DATA SHOWN
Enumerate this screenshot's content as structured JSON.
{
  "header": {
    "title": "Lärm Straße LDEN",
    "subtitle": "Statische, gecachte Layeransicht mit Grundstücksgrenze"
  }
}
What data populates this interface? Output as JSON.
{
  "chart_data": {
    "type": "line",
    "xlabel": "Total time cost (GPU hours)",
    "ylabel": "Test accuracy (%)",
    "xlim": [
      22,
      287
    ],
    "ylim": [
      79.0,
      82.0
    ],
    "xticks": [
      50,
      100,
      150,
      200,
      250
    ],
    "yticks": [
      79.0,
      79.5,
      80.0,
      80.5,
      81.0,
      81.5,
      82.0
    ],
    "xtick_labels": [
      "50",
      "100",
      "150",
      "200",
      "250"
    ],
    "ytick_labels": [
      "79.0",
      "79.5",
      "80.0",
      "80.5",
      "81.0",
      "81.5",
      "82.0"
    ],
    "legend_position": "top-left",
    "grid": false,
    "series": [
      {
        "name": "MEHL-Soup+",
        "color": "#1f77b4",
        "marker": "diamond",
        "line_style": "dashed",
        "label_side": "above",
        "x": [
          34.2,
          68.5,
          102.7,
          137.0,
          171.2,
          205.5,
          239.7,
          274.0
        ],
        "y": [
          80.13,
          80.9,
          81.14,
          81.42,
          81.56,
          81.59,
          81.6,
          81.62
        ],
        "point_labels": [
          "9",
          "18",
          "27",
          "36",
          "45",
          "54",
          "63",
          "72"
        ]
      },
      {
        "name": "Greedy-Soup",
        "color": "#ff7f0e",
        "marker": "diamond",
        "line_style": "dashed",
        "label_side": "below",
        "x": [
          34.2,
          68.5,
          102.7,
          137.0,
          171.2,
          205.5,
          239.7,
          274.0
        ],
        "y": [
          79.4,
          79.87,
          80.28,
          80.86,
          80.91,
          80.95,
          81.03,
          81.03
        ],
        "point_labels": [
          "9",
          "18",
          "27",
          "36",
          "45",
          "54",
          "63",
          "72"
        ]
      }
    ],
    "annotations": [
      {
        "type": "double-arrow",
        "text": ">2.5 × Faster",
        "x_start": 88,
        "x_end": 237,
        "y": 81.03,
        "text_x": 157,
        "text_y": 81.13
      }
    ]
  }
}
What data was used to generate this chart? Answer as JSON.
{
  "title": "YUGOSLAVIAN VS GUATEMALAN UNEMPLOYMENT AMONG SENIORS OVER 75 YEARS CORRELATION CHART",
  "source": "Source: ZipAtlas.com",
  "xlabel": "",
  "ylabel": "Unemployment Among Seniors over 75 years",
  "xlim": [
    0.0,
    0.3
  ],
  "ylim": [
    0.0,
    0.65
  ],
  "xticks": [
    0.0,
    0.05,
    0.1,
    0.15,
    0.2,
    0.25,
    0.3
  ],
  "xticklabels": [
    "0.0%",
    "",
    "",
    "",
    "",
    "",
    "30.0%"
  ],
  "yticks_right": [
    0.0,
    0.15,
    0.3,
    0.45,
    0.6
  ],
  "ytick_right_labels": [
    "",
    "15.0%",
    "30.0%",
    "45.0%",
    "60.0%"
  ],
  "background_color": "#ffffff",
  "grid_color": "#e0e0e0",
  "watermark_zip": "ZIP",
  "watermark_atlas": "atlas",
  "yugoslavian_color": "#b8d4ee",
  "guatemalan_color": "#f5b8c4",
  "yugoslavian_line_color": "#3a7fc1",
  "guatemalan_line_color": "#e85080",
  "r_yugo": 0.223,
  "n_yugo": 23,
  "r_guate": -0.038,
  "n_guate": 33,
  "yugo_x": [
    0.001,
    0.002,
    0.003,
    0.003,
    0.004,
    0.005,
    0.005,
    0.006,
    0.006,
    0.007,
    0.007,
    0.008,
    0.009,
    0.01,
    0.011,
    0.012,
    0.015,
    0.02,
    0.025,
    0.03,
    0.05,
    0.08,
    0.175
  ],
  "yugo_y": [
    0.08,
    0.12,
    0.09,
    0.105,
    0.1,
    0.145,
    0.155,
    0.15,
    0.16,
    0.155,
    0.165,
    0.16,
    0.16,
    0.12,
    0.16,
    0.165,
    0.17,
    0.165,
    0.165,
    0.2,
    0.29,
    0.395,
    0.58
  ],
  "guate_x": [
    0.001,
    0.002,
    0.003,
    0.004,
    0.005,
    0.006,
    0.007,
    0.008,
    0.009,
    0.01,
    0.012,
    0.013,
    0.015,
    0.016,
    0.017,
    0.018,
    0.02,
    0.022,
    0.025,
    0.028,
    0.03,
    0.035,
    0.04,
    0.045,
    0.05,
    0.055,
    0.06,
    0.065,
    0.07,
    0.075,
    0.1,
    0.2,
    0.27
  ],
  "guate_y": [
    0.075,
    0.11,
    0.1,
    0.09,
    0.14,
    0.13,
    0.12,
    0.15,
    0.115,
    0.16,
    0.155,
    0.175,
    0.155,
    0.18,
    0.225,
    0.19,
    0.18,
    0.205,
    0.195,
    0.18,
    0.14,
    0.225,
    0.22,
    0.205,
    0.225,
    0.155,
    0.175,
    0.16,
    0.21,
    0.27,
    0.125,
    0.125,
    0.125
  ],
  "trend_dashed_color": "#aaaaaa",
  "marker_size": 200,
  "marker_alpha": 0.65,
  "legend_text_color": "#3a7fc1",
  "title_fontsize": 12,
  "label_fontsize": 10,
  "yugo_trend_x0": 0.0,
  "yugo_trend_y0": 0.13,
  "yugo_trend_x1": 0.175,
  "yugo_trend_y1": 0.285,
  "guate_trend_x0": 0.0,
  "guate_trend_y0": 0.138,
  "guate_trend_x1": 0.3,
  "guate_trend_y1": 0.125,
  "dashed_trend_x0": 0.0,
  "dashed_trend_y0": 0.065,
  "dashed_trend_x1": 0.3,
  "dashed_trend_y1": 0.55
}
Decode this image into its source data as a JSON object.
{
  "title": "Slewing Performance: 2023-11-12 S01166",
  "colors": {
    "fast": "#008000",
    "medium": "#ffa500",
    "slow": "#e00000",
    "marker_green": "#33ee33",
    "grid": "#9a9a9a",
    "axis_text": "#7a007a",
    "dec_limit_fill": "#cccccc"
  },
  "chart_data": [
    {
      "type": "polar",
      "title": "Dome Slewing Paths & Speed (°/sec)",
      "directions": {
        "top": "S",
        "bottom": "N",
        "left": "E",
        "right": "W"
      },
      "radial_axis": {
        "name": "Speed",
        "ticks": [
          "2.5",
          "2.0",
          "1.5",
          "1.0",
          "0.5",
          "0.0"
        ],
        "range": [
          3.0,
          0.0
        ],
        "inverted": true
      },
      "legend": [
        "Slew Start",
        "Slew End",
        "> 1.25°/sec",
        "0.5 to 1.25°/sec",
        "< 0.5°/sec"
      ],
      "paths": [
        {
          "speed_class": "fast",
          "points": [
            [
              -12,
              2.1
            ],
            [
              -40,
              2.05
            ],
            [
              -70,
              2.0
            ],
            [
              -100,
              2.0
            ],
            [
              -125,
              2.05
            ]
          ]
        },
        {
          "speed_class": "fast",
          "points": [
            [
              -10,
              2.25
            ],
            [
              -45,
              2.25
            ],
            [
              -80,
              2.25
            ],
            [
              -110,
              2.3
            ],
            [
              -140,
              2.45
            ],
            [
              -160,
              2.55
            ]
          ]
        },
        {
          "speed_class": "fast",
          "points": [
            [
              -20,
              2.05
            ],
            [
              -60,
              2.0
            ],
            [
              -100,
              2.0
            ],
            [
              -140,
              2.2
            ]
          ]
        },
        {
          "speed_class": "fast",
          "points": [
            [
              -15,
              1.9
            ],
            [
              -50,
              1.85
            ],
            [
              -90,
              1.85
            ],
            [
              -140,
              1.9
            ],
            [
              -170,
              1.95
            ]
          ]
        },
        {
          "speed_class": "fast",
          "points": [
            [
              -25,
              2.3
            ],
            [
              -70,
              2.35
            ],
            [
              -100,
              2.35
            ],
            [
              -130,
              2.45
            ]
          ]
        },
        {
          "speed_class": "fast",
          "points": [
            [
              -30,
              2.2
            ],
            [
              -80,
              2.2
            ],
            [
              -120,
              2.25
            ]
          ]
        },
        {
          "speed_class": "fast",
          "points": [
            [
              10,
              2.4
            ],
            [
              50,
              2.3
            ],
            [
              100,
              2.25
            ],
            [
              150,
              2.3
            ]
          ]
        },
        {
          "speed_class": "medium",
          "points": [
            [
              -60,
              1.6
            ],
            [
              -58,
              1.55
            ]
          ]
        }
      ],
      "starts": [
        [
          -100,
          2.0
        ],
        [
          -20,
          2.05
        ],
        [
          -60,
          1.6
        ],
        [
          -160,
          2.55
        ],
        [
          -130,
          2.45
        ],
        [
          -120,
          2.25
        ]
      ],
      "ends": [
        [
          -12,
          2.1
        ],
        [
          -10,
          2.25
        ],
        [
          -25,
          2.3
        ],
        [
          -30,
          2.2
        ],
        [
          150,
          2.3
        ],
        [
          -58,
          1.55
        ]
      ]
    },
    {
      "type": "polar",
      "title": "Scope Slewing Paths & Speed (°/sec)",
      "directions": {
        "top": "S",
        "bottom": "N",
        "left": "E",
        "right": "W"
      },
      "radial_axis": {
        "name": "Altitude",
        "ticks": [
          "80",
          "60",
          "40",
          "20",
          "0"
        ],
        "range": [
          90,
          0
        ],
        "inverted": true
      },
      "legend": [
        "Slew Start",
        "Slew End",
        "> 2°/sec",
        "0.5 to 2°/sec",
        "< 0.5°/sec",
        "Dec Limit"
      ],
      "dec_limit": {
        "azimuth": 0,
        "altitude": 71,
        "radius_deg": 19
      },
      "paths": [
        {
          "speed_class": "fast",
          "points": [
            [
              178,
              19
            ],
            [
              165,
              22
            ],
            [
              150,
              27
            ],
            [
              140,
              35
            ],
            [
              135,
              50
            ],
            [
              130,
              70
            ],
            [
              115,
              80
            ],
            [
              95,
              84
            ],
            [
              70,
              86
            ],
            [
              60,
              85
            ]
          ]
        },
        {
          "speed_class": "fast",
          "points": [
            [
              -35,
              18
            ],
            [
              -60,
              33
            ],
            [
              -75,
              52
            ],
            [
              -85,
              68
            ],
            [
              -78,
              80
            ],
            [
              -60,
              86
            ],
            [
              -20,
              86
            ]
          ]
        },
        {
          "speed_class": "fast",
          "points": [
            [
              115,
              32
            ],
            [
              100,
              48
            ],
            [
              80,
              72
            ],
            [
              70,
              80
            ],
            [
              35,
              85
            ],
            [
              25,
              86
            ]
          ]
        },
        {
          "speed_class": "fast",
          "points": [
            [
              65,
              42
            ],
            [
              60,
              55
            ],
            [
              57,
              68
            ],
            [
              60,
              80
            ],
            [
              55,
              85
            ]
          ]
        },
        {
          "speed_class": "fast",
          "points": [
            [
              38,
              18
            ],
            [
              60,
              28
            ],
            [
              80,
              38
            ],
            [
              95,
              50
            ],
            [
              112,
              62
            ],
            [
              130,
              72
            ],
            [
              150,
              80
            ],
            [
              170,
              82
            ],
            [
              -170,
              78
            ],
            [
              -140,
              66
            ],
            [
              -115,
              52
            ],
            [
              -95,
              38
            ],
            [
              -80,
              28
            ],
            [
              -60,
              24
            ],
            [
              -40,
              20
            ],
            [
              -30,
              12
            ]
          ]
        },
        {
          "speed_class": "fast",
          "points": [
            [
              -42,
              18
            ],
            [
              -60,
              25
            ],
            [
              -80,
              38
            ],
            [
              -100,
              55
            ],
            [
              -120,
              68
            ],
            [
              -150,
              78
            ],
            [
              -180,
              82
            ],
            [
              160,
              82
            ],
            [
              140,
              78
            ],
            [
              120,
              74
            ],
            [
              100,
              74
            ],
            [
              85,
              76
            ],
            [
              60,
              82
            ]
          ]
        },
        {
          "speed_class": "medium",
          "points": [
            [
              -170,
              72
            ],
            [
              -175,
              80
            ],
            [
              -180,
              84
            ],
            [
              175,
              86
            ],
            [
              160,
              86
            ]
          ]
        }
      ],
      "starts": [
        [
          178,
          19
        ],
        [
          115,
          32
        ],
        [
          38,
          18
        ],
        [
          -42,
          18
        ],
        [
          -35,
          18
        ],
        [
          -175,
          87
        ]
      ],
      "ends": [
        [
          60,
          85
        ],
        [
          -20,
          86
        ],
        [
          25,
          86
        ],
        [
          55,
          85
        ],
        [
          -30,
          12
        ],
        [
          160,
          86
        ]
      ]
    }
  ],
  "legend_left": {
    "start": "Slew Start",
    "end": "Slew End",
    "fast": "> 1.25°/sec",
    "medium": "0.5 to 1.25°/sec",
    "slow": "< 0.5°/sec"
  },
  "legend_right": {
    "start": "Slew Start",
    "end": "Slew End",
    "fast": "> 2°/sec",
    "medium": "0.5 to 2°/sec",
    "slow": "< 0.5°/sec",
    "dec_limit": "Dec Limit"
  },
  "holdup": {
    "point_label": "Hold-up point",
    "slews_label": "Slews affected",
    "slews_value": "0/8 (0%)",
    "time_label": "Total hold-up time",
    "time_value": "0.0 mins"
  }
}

EXERCISE DIRECTIONS
Working from the entries above, return all lines that contain "medium".

RESPONSE BELOW
    "medium": "#ffa500",
          "speed_class": "medium",
          "speed_class": "medium",
    "medium": "0.5 to 1.25°/sec",
    "medium": "0.5 to 2°/sec",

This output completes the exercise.